---------- Material

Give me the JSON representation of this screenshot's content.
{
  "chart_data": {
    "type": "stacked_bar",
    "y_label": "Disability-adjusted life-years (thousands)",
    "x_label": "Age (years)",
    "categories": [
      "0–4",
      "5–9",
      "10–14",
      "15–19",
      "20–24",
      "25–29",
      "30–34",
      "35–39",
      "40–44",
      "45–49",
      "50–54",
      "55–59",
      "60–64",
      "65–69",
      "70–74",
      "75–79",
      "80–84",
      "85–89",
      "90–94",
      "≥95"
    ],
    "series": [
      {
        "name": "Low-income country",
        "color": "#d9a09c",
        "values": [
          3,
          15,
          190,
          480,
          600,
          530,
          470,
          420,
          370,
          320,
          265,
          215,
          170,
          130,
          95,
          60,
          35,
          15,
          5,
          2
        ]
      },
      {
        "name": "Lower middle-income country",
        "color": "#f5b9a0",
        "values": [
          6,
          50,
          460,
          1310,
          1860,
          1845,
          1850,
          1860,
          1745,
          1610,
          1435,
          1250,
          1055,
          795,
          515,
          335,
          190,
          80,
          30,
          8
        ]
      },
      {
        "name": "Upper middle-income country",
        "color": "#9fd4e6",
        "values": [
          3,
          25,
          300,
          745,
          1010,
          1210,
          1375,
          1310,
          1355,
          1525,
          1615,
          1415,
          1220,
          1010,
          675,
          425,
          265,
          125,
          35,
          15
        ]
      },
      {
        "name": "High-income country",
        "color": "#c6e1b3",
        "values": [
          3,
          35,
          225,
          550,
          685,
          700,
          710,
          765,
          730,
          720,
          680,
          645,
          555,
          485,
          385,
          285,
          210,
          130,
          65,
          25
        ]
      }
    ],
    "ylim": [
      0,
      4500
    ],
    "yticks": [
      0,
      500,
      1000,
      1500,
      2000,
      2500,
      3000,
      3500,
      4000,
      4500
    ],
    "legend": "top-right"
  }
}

--------------------
---------- Material

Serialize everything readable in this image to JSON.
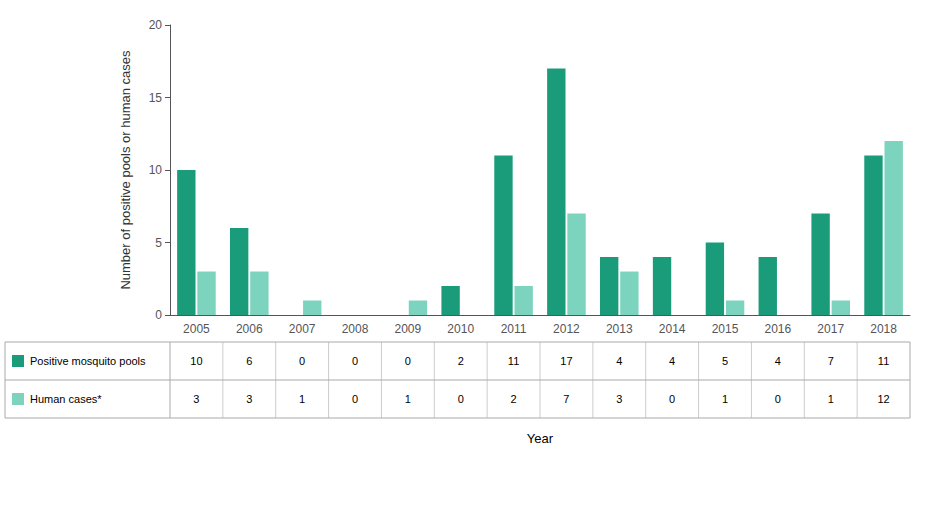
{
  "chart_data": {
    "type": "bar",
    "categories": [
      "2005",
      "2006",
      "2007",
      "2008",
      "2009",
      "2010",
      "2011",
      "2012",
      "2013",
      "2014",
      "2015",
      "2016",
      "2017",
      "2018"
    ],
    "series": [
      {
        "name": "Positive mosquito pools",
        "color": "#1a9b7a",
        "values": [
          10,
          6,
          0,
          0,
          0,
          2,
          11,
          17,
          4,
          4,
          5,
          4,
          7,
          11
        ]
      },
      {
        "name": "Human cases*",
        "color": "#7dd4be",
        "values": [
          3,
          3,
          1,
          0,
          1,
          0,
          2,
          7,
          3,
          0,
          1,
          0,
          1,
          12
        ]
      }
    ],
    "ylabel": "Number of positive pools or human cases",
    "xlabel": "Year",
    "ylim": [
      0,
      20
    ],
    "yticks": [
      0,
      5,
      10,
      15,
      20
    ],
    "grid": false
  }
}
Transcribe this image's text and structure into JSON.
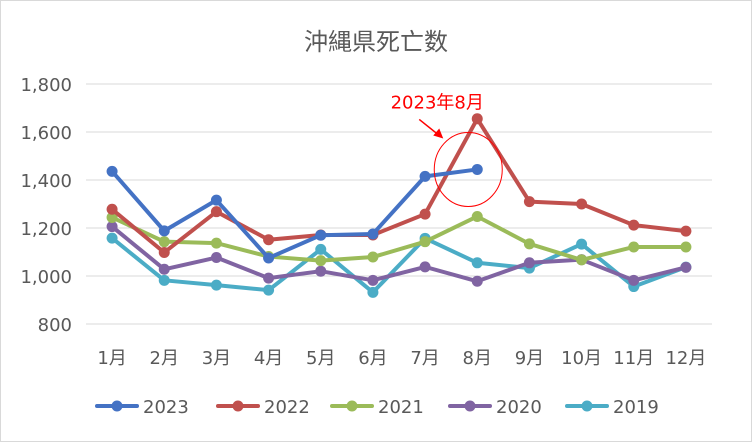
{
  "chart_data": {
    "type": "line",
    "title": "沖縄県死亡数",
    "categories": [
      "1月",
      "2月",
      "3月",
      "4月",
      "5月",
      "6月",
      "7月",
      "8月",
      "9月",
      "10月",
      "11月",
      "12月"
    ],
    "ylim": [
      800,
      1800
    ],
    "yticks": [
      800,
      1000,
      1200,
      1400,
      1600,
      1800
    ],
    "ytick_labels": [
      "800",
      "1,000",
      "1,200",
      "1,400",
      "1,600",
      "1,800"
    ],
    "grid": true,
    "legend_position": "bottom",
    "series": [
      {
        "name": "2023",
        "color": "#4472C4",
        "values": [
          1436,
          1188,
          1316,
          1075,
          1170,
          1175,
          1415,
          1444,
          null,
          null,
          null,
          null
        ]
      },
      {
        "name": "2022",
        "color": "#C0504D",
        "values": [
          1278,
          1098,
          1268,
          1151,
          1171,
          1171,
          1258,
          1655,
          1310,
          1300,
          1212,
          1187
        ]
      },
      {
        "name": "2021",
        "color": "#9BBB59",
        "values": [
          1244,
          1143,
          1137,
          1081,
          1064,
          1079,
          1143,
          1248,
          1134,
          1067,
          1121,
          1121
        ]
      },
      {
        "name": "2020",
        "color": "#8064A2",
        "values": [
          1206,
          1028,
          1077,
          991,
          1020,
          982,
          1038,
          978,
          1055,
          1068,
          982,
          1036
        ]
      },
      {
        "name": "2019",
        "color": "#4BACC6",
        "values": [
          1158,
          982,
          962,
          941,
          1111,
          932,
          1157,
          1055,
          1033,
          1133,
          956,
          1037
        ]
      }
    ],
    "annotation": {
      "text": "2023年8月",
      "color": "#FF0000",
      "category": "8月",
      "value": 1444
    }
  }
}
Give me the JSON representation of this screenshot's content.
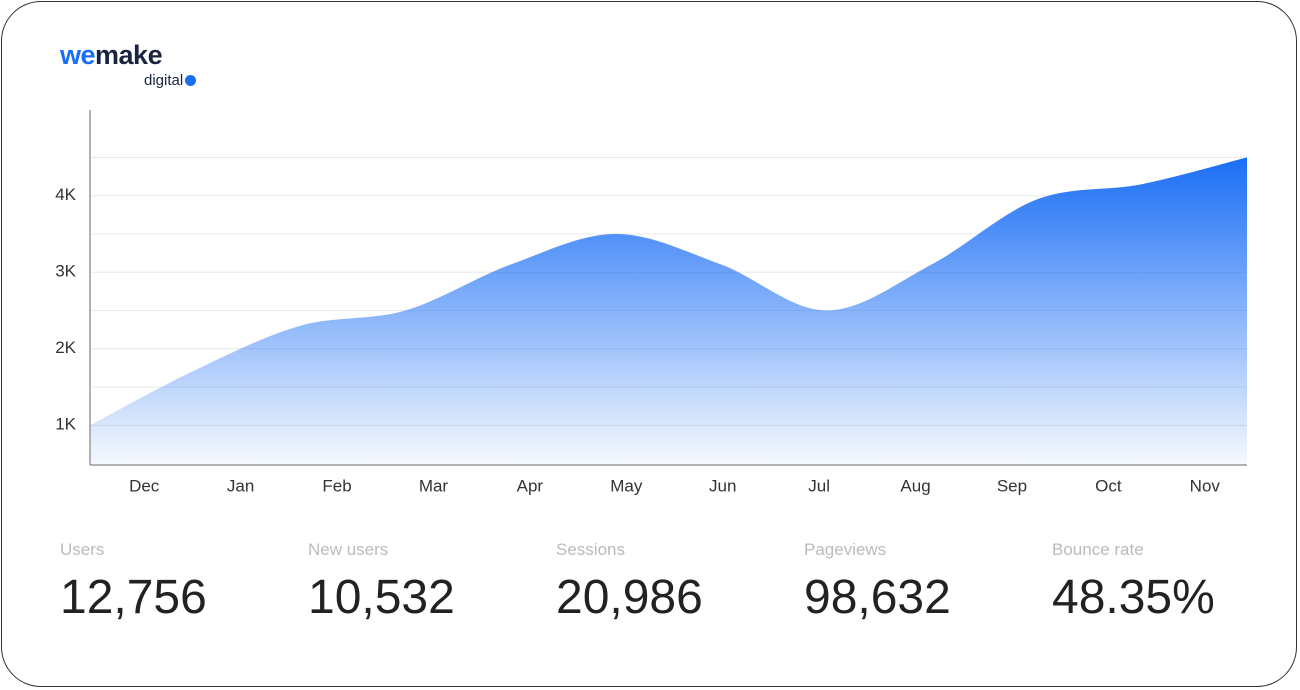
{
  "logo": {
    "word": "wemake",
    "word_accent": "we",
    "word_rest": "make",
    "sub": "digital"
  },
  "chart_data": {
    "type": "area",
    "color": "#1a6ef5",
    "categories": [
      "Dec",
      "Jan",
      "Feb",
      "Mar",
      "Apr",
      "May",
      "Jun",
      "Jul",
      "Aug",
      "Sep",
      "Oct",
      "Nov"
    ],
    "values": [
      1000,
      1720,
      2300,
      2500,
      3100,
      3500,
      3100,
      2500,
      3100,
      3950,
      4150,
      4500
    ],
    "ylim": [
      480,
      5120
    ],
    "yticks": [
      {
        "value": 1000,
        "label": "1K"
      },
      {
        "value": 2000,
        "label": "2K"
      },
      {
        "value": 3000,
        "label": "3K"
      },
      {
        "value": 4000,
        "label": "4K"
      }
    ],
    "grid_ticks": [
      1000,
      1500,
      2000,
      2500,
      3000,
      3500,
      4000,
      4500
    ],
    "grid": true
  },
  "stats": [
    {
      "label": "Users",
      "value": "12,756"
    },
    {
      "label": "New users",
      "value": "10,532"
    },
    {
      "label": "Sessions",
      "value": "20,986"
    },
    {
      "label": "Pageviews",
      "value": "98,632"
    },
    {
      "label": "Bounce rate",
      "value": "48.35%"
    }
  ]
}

--------------------
---------- Material

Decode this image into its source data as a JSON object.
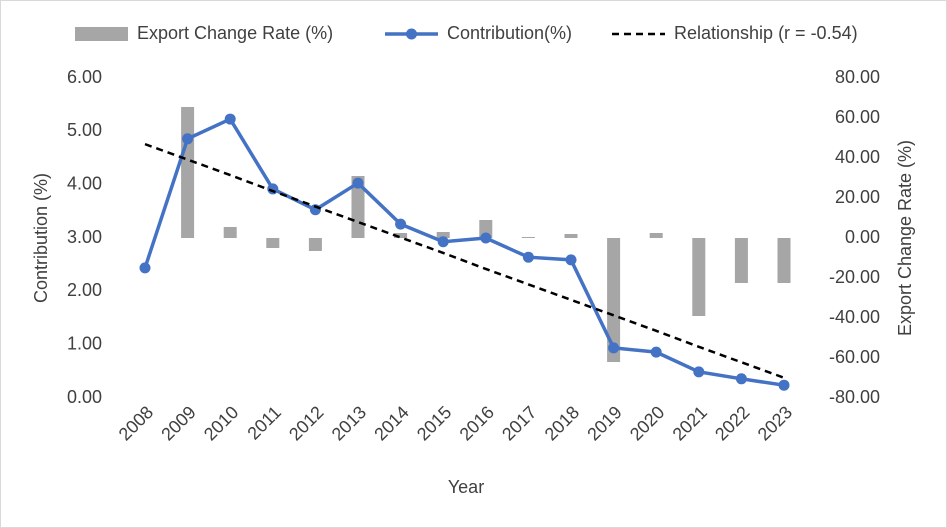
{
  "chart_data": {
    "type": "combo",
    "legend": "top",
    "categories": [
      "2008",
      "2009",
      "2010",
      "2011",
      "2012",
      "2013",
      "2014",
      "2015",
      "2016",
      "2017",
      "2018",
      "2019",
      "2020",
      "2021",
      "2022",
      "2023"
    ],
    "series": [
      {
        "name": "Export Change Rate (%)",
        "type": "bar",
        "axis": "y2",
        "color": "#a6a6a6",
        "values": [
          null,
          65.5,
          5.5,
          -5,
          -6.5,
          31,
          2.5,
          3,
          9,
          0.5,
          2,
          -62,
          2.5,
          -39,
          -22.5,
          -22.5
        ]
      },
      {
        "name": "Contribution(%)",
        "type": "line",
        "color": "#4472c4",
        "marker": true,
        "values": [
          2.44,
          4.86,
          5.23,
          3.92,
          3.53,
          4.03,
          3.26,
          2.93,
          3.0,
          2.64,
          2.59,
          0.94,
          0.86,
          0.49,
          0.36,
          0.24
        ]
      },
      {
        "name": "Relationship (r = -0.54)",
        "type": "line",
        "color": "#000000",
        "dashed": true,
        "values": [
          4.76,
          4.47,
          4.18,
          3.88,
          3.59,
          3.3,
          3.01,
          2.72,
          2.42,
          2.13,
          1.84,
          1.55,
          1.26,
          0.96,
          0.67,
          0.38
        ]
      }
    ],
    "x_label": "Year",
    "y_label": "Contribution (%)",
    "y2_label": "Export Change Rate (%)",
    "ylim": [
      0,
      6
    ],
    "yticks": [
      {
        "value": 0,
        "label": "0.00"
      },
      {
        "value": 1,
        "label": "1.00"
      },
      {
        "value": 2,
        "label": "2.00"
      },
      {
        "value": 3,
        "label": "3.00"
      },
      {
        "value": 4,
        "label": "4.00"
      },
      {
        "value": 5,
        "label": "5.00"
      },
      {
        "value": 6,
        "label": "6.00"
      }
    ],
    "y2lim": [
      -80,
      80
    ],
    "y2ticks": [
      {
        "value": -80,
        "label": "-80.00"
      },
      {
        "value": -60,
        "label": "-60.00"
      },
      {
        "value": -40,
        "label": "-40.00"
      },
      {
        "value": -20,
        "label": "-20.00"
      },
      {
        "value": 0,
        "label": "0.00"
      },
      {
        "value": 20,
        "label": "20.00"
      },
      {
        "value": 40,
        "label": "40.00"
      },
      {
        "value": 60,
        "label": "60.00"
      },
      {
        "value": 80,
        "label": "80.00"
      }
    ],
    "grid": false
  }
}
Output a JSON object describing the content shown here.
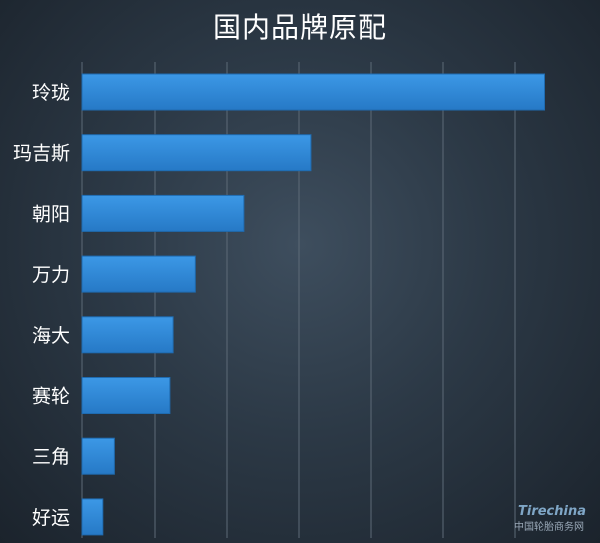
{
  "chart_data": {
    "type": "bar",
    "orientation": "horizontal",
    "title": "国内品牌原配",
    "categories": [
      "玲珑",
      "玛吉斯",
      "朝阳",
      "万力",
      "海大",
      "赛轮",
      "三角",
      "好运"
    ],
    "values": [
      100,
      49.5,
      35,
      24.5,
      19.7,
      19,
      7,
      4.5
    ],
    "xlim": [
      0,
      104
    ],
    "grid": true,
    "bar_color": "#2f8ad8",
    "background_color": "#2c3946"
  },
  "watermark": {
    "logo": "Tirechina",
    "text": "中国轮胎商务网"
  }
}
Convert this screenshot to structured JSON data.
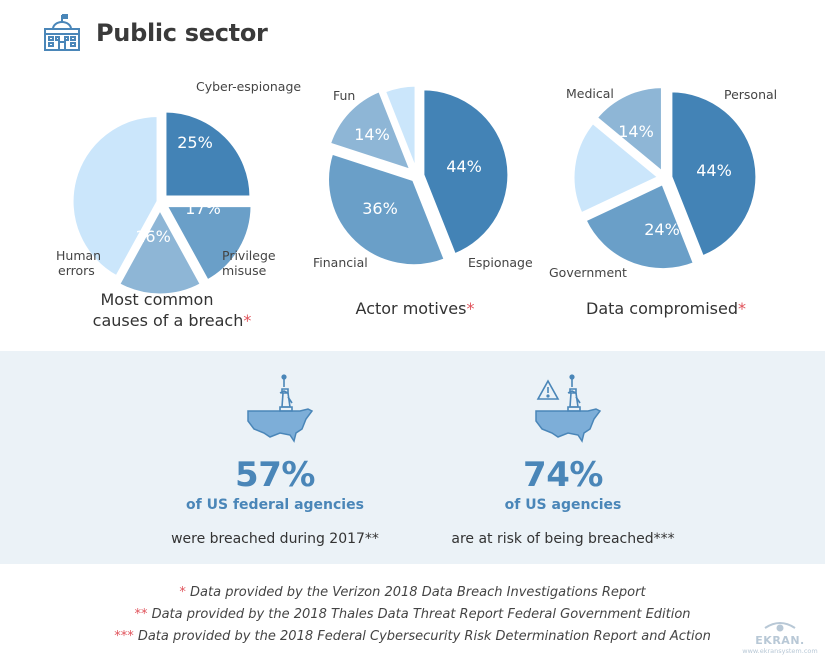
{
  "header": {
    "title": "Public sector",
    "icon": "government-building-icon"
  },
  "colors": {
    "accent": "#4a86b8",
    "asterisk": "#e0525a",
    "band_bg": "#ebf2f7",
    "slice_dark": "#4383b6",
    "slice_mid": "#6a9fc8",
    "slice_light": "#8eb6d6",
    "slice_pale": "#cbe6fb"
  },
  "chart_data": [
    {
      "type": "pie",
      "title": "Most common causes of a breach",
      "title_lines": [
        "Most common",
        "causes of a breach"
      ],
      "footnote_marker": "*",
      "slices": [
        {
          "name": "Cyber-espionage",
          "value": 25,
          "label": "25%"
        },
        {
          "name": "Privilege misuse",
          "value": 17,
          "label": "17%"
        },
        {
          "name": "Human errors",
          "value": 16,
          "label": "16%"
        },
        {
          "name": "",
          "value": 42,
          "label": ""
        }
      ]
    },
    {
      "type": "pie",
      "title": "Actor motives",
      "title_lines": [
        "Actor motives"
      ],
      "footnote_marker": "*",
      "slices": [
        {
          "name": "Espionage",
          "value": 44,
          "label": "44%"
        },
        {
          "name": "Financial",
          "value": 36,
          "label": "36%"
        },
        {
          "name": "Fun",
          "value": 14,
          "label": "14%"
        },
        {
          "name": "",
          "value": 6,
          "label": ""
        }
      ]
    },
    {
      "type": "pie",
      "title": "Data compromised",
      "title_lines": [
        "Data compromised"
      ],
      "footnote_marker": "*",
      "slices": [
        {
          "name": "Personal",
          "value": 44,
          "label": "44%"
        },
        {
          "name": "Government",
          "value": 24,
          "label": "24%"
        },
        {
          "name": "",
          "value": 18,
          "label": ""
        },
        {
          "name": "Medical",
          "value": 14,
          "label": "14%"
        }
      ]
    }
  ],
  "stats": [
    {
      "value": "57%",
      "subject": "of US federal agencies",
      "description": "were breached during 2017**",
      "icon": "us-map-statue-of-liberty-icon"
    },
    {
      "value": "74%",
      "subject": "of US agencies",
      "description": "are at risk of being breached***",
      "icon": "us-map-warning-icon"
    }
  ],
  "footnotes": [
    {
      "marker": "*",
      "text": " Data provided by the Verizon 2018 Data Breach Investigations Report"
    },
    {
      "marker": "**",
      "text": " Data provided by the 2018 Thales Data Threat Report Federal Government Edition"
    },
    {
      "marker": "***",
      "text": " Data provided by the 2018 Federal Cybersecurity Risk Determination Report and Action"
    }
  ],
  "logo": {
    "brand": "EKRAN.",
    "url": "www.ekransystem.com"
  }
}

--------------------

Extract every line above containing the word "pools".

        "name": "Positive mosquito pools",
    "ylabel": "Number of positive pools or human cases",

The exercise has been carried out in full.